::: Input material
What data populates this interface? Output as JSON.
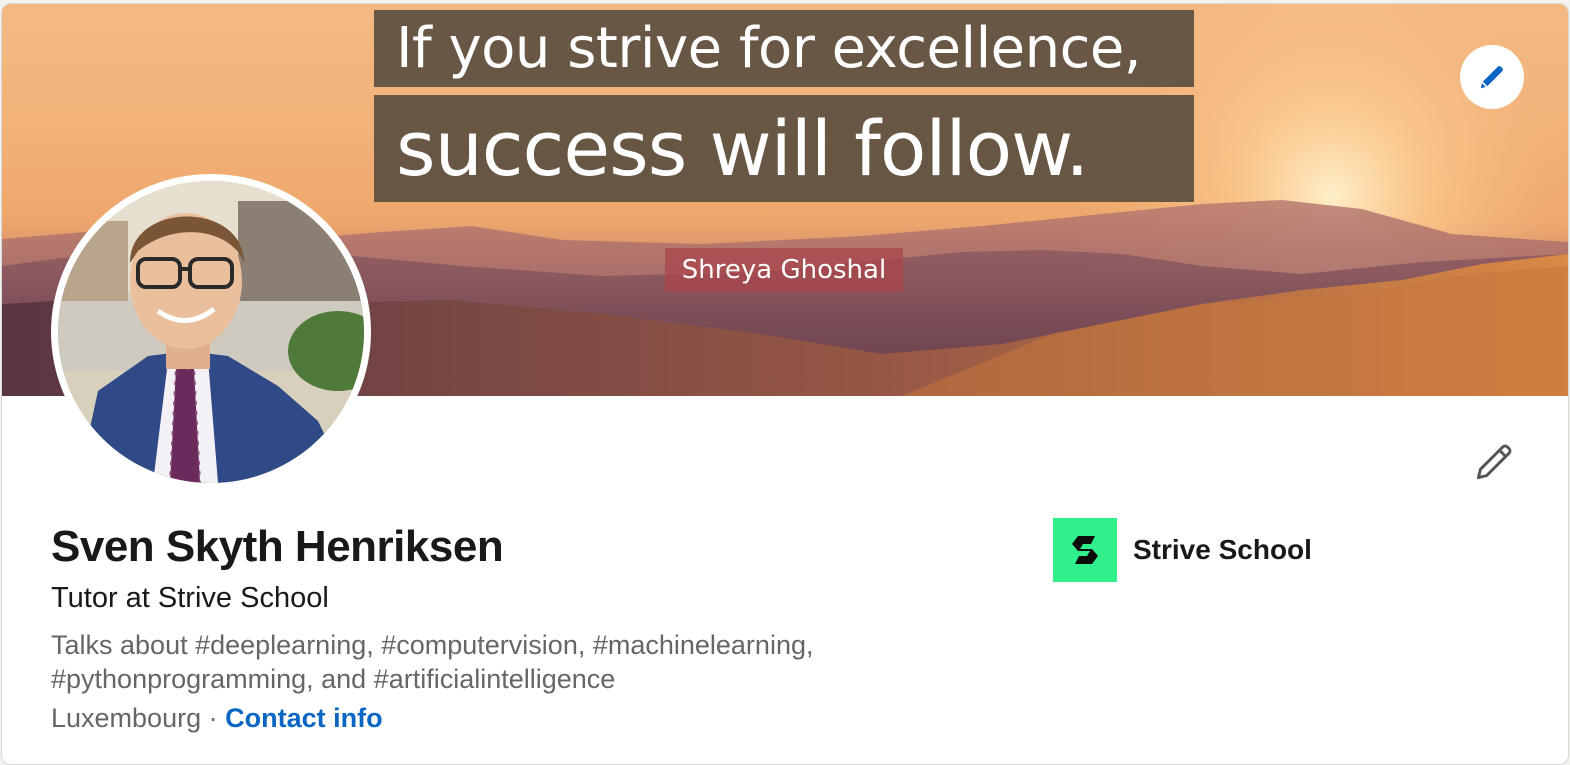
{
  "cover": {
    "quote_line1": "If you strive for excellence,",
    "quote_line2": "success will follow.",
    "quote_author": "Shreya Ghoshal",
    "edit_icon": "pencil-icon"
  },
  "profile": {
    "name": "Sven Skyth Henriksen",
    "headline": "Tutor at Strive School",
    "talks_about": "Talks about #deeplearning, #computervision, #machinelearning, #pythonprogramming, and #artificialintelligence",
    "location": "Luxembourg",
    "separator": " · ",
    "contact_label": "Contact info",
    "edit_icon": "pencil-icon"
  },
  "company": {
    "name": "Strive School",
    "logo_color": "#30f08b"
  },
  "colors": {
    "link": "#0a66c2",
    "text_primary": "#191919",
    "text_secondary": "#666666"
  }
}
::::::
Go through the entries above and output them exactly, without pictures.

§ **The response**:
What data populates this interface? Output as JSON.
{
  "cover": {
    "quote_line1": "If you strive for excellence,",
    "quote_line2": "success will follow.",
    "quote_author": "Shreya Ghoshal",
    "edit_icon": "pencil-icon"
  },
  "profile": {
    "name": "Sven Skyth Henriksen",
    "headline": "Tutor at Strive School",
    "talks_about": "Talks about #deeplearning, #computervision, #machinelearning, #pythonprogramming, and #artificialintelligence",
    "location": "Luxembourg",
    "separator": " · ",
    "contact_label": "Contact info",
    "edit_icon": "pencil-icon"
  },
  "company": {
    "name": "Strive School",
    "logo_color": "#30f08b"
  },
  "colors": {
    "link": "#0a66c2",
    "text_primary": "#191919",
    "text_secondary": "#666666"
  }
}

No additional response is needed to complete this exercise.